Directive:
Below is a listing to write out in full, exactly as given, without its pictures.
▶
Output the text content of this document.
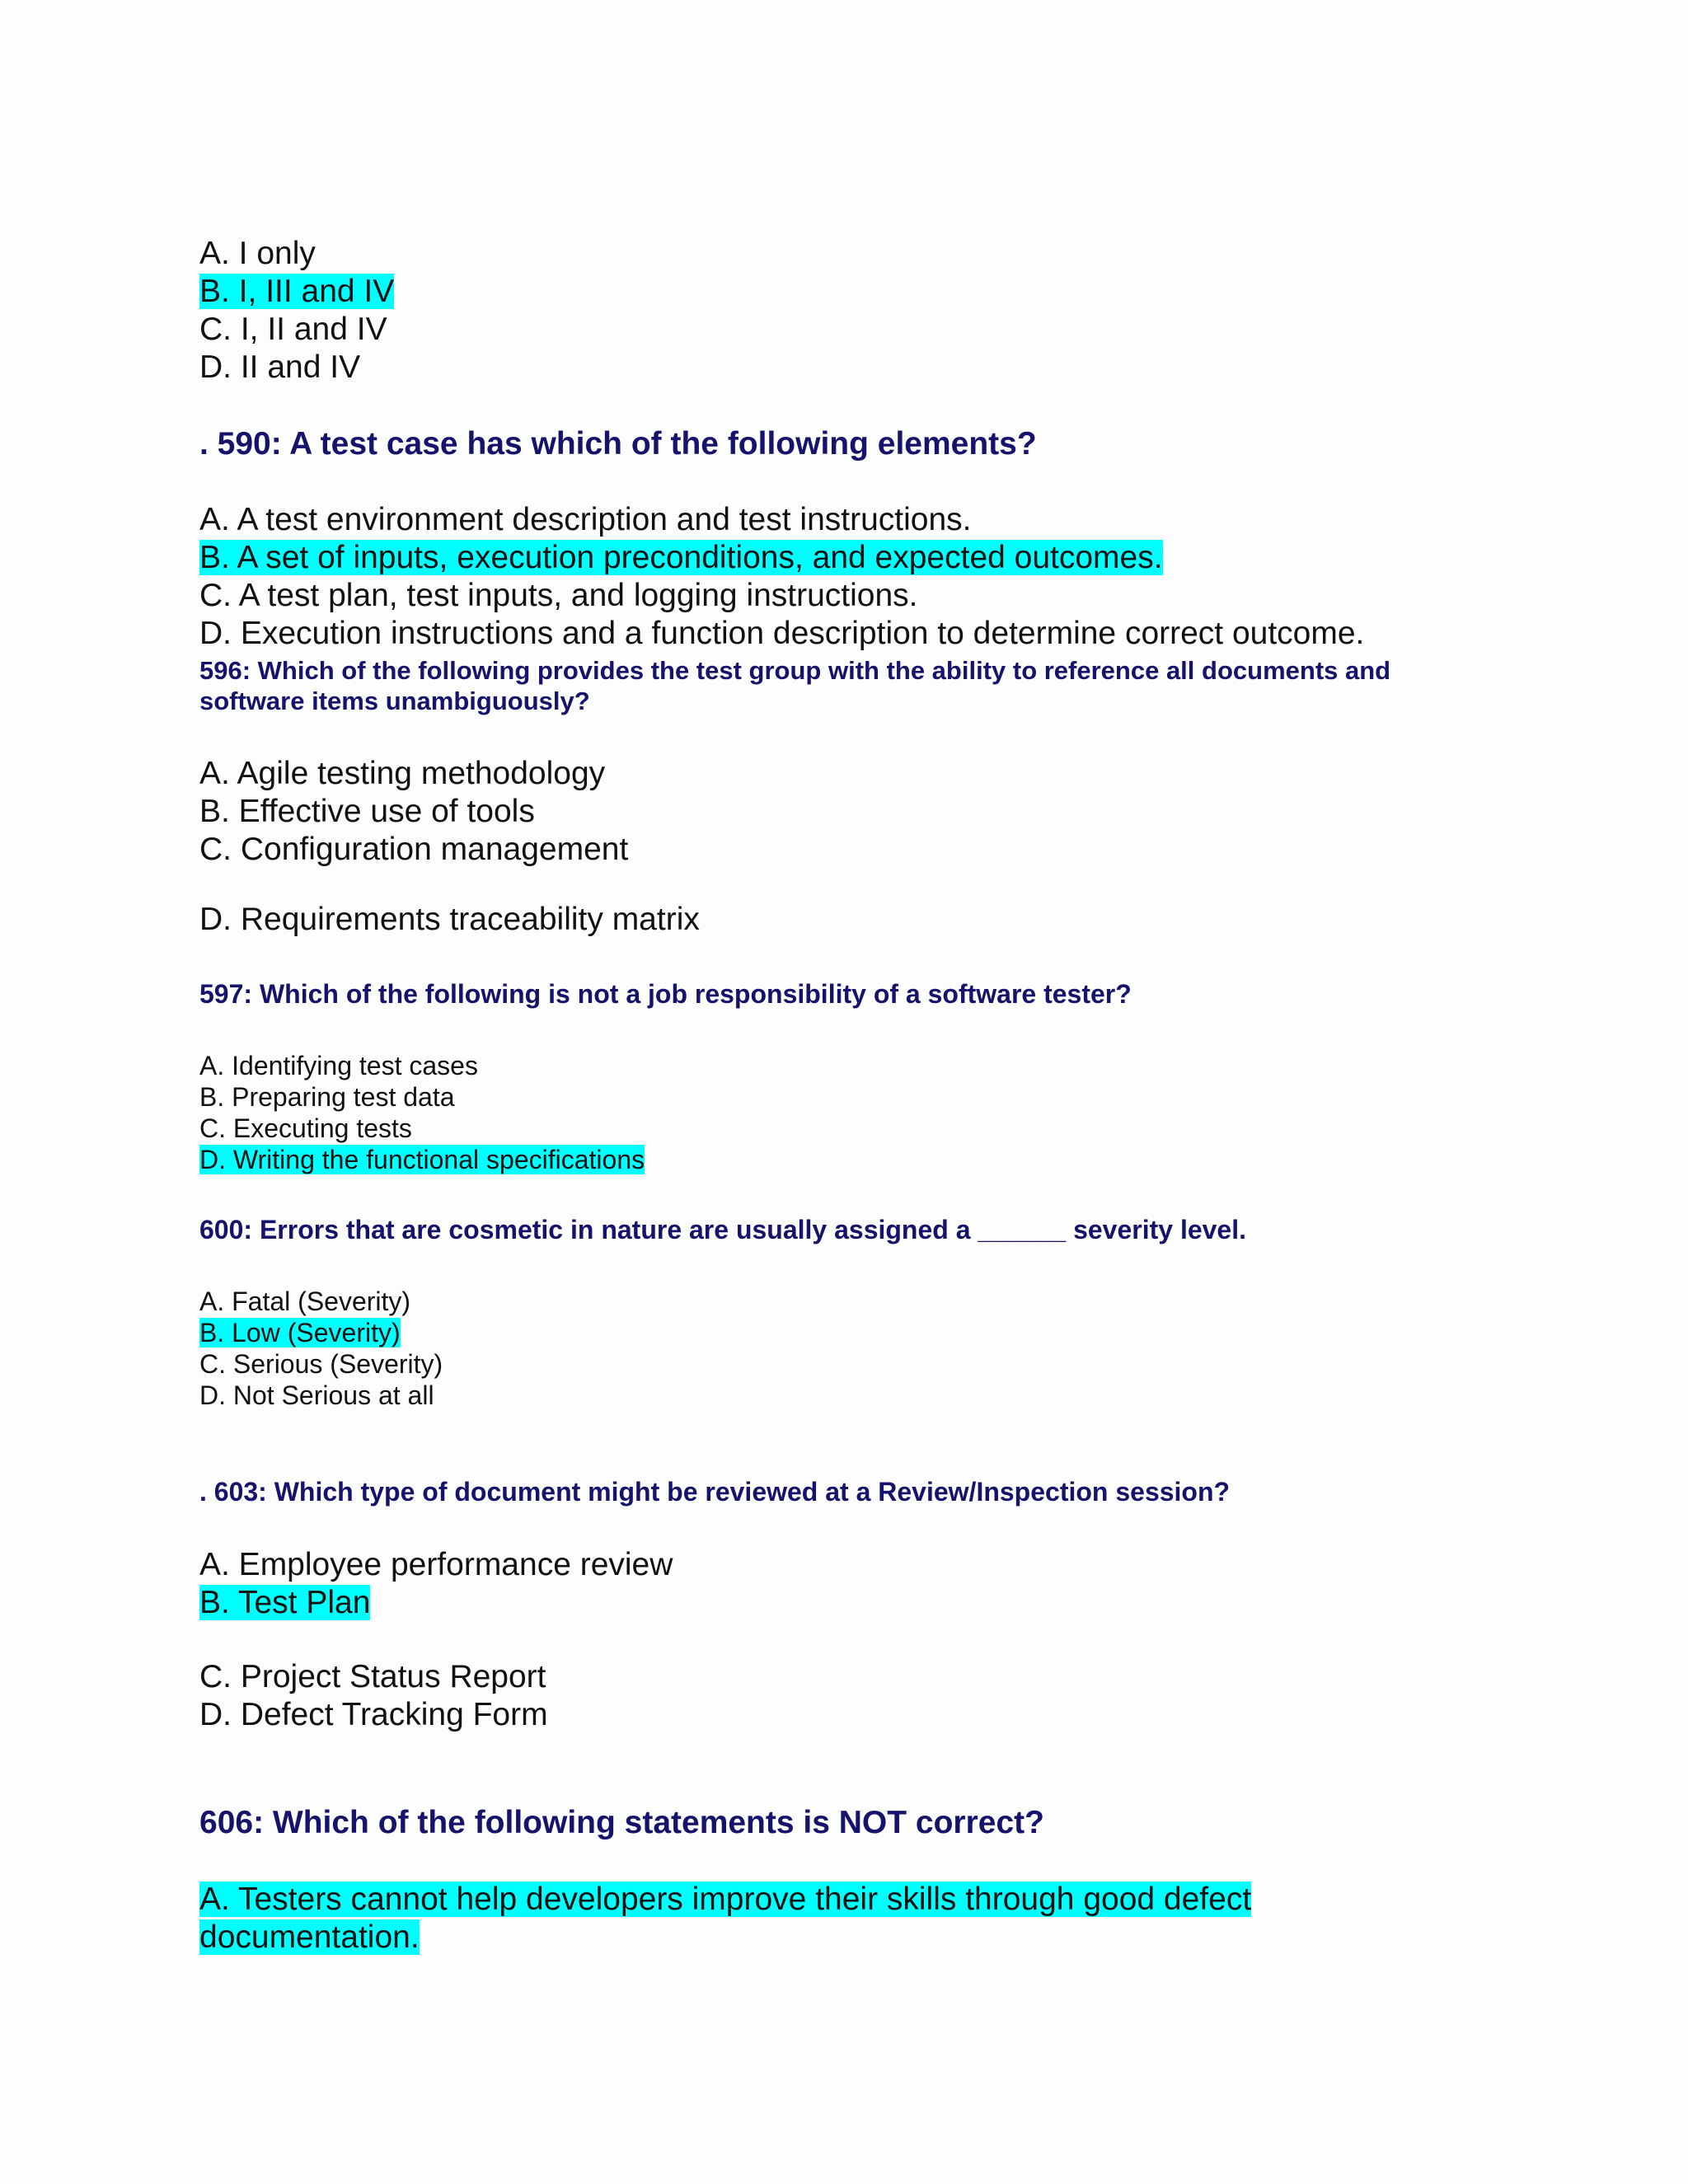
A. I only
B. I, III and IV
C. I, II and IV
D. II and IV
. 590: A test case has which of the following elements?
A. A test environment description and test instructions.
B. A set of inputs, execution preconditions, and expected outcomes.
C. A test plan, test inputs, and logging instructions.
D. Execution instructions and a function description to determine correct outcome.
596: Which of the following provides the test group with the ability to reference all documents and software items unambiguously?
A. Agile testing methodology
B. Effective use of tools
C. Configuration management
D. Requirements traceability matrix
597: Which of the following is not a job responsibility of a software tester?
A. Identifying test cases
B. Preparing test data
C. Executing tests
D. Writing the functional specifications
600: Errors that are cosmetic in nature are usually assigned a ______ severity level.
A. Fatal (Severity)
B. Low (Severity)
C. Serious (Severity)
D. Not Serious at all
. 603: Which type of document might be reviewed at a Review/Inspection session?
A. Employee performance review
B. Test Plan
C. Project Status Report
D. Defect Tracking Form
606: Which of the following statements is NOT correct?
A. Testers cannot help developers improve their skills through good defect documentation.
◀
Output of the task:
Output the text content of this document.
A. I only
B. I, III and IV
C. I, II and IV
D. II and IV
. 590: A test case has which of the following elements?
A. A test environment description and test instructions.
B. A set of inputs, execution preconditions, and expected outcomes.
C. A test plan, test inputs, and logging instructions.
D. Execution instructions and a function description to determine correct outcome.
596: Which of the following provides the test group with the ability to reference all documents and software items unambiguously?
A. Agile testing methodology
B. Effective use of tools
C. Configuration management
D. Requirements traceability matrix
597: Which of the following is not a job responsibility of a software tester?
A. Identifying test cases
B. Preparing test data
C. Executing tests
D. Writing the functional specifications
600: Errors that are cosmetic in nature are usually assigned a ______ severity level.
A. Fatal (Severity)
B. Low (Severity)
C. Serious (Severity)
D. Not Serious at all
. 603: Which type of document might be reviewed at a Review/Inspection session?
A. Employee performance review
B. Test Plan
C. Project Status Report
D. Defect Tracking Form
606: Which of the following statements is NOT correct?
A. Testers cannot help developers improve their skills through good defect documentation.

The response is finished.